To do:
Isolate every line in the data with the string "that" and copy it.

* Start *

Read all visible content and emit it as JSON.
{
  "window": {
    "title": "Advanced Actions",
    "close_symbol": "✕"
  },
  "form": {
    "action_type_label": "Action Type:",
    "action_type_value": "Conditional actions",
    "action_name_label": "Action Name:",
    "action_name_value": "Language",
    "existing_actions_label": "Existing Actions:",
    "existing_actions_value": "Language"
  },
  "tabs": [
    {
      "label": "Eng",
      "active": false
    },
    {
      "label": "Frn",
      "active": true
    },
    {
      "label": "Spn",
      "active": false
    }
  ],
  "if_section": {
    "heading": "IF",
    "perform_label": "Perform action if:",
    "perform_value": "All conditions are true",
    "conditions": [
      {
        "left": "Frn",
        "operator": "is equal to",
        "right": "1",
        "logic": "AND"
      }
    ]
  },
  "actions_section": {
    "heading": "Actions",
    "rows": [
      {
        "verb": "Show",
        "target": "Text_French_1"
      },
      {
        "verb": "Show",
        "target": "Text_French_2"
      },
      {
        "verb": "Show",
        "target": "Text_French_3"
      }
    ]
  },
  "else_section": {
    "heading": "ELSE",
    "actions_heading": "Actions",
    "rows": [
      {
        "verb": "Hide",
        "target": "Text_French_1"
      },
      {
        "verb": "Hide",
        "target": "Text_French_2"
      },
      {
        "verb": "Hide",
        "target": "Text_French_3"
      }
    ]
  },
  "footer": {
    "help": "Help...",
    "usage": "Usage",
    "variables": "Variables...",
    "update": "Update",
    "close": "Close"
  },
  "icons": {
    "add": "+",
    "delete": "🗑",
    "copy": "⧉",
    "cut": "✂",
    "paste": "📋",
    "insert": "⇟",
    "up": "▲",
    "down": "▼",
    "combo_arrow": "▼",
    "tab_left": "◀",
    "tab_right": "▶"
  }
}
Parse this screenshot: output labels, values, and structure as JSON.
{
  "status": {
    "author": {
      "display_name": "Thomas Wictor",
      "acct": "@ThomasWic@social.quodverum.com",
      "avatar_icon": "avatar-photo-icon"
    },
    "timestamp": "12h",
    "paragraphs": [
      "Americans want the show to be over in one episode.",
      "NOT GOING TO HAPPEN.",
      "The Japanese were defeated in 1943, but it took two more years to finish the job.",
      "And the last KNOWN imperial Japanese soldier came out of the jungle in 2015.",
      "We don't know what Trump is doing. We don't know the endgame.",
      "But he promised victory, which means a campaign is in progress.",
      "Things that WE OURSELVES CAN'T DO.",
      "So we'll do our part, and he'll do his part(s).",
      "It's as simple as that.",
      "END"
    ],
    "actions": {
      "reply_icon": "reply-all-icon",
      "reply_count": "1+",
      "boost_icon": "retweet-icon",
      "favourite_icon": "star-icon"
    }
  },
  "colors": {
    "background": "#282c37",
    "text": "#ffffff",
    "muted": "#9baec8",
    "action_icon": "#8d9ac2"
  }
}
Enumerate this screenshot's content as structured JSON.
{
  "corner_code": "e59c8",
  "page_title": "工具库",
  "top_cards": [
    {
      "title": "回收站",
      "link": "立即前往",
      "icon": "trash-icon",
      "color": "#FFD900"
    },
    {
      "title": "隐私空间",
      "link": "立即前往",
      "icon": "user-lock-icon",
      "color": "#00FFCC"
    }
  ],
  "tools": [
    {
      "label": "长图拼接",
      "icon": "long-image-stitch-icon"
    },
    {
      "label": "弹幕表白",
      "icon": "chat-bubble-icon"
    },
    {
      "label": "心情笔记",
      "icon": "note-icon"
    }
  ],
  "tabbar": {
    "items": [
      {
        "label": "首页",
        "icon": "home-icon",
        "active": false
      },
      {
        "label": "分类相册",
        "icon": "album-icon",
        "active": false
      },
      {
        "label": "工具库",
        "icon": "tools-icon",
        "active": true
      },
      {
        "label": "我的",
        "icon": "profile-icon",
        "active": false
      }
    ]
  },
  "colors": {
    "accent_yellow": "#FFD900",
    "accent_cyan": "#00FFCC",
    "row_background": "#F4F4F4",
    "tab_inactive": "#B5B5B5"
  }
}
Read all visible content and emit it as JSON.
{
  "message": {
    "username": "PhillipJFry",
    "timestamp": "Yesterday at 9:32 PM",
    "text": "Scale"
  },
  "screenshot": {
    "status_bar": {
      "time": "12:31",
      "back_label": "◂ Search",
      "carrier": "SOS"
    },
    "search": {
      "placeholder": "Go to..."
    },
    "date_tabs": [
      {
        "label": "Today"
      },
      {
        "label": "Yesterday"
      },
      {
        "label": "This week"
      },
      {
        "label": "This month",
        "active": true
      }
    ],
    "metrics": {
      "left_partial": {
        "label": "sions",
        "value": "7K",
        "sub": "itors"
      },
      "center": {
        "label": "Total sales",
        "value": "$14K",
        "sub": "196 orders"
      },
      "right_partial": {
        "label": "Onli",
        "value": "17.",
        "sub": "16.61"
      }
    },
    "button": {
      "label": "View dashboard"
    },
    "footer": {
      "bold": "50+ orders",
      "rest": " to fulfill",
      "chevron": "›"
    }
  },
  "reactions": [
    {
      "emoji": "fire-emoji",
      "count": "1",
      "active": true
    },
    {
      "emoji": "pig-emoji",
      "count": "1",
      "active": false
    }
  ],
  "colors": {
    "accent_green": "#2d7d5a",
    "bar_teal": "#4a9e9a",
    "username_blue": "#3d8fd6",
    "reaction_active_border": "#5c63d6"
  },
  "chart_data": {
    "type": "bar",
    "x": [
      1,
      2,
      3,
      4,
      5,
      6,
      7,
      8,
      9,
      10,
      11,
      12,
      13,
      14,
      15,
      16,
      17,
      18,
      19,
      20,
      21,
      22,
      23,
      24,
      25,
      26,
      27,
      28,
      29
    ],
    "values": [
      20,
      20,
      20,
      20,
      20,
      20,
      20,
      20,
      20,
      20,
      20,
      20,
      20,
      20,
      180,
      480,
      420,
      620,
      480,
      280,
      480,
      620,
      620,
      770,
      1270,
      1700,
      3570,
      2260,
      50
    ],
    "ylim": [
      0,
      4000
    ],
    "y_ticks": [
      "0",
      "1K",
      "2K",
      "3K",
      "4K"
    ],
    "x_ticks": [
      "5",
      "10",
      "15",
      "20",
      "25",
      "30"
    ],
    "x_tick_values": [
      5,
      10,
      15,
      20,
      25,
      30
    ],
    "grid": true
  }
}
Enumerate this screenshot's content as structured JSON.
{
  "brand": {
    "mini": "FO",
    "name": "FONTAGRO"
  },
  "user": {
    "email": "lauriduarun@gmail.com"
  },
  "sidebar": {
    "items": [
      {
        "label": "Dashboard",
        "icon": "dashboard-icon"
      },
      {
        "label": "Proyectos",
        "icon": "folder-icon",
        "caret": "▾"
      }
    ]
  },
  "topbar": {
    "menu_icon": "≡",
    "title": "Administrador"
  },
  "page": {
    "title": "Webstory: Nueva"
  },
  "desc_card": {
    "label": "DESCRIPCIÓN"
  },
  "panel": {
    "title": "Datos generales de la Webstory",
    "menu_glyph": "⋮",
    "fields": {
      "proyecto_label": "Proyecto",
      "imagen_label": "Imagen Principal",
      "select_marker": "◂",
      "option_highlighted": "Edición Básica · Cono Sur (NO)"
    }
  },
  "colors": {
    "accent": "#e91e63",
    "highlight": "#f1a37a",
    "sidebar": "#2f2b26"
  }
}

* End *

Completed exercise:
      "Things that WE OURSELVES CAN'T DO.",
      "It's as simple as that.",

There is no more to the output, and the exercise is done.